::: Data to use

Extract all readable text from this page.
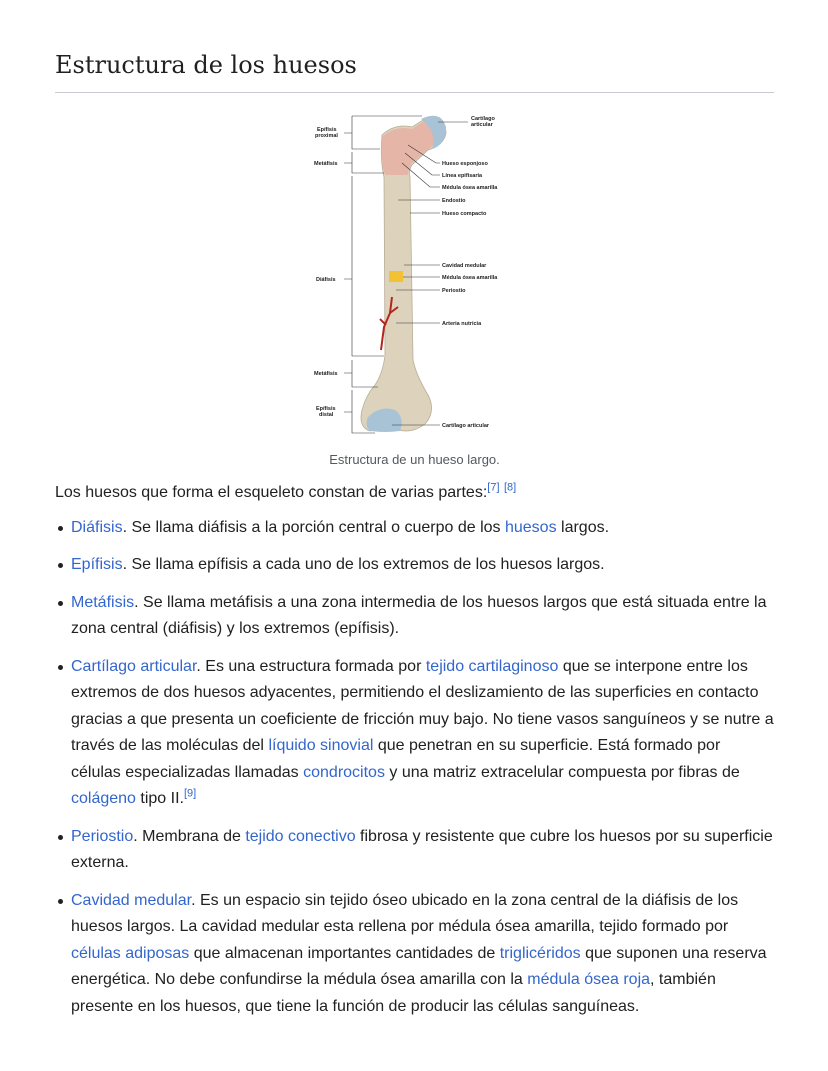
Estructura de los huesos
Epífisis
proximal
Metáfisis
Diáfisis
Metáfisis
Epífisis
distal
Cartílago
articular
Hueso esponjoso
Línea epifisaria
Médula ósea amarilla
Endostio
Hueso compacto
Cavidad medular
Médula ósea amarilla
Periostio
Arteria nutricia
Cartílago articular
Estructura de un hueso largo.

Los huesos que forma el esqueleto constan de varias partes:[7] [8]

Diáfisis. Se llama diáfisis a la porción central o cuerpo de los huesos largos.
Epífisis. Se llama epífisis a cada uno de los extremos de los huesos largos.
Metáfisis. Se llama metáfisis a una zona intermedia de los huesos largos que está situada entre la zona central (diáfisis) y los extremos (epífisis).
Cartílago articular. Es una estructura formada por tejido cartilaginoso que se interpone entre los extremos de dos huesos adyacentes, permitiendo el deslizamiento de las superficies en contacto gracias a que presenta un coeficiente de fricción muy bajo. No tiene vasos sanguíneos y se nutre a través de las moléculas del líquido sinovial que penetran en su superficie. Está formado por células especializadas llamadas condrocitos y una matriz extracelular compuesta por fibras de colágeno tipo II.[9]
Periostio. Membrana de tejido conectivo fibrosa y resistente que cubre los huesos por su superficie externa.
Cavidad medular. Es un espacio sin tejido óseo ubicado en la zona central de la diáfisis de los huesos largos. La cavidad medular esta rellena por médula ósea amarilla, tejido formado por células adiposas que almacenan importantes cantidades de triglicéridos que suponen una reserva energética. No debe confundirse la médula ósea amarilla con la médula ósea roja, también presente en los huesos, que tiene la función de producir las células sanguíneas.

::::::

__What you are asked to do__.
Will you set down the records word for word while leaving out every picture?

__Full output__.
Extract all readable text from this page.
Estructura de los huesos
Epífisis
proximal
Metáfisis
Diáfisis
Metáfisis
Epífisis
distal
Cartílago
articular
Hueso esponjoso
Línea epifisaria
Médula ósea amarilla
Endostio
Hueso compacto
Cavidad medular
Médula ósea amarilla
Periostio
Arteria nutricia
Cartílago articular
Estructura de un hueso largo.

Los huesos que forma el esqueleto constan de varias partes:[7] [8]

Diáfisis. Se llama diáfisis a la porción central o cuerpo de los huesos largos.
Epífisis. Se llama epífisis a cada uno de los extremos de los huesos largos.
Metáfisis. Se llama metáfisis a una zona intermedia de los huesos largos que está situada entre la zona central (diáfisis) y los extremos (epífisis).
Cartílago articular. Es una estructura formada por tejido cartilaginoso que se interpone entre los extremos de dos huesos adyacentes, permitiendo el deslizamiento de las superficies en contacto gracias a que presenta un coeficiente de fricción muy bajo. No tiene vasos sanguíneos y se nutre a través de las moléculas del líquido sinovial que penetran en su superficie. Está formado por células especializadas llamadas condrocitos y una matriz extracelular compuesta por fibras de colágeno tipo II.[9]
Periostio. Membrana de tejido conectivo fibrosa y resistente que cubre los huesos por su superficie externa.
Cavidad medular. Es un espacio sin tejido óseo ubicado en la zona central de la diáfisis de los huesos largos. La cavidad medular esta rellena por médula ósea amarilla, tejido formado por células adiposas que almacenan importantes cantidades de triglicéridos que suponen una reserva energética. No debe confundirse la médula ósea amarilla con la médula ósea roja, también presente en los huesos, que tiene la función de producir las células sanguíneas.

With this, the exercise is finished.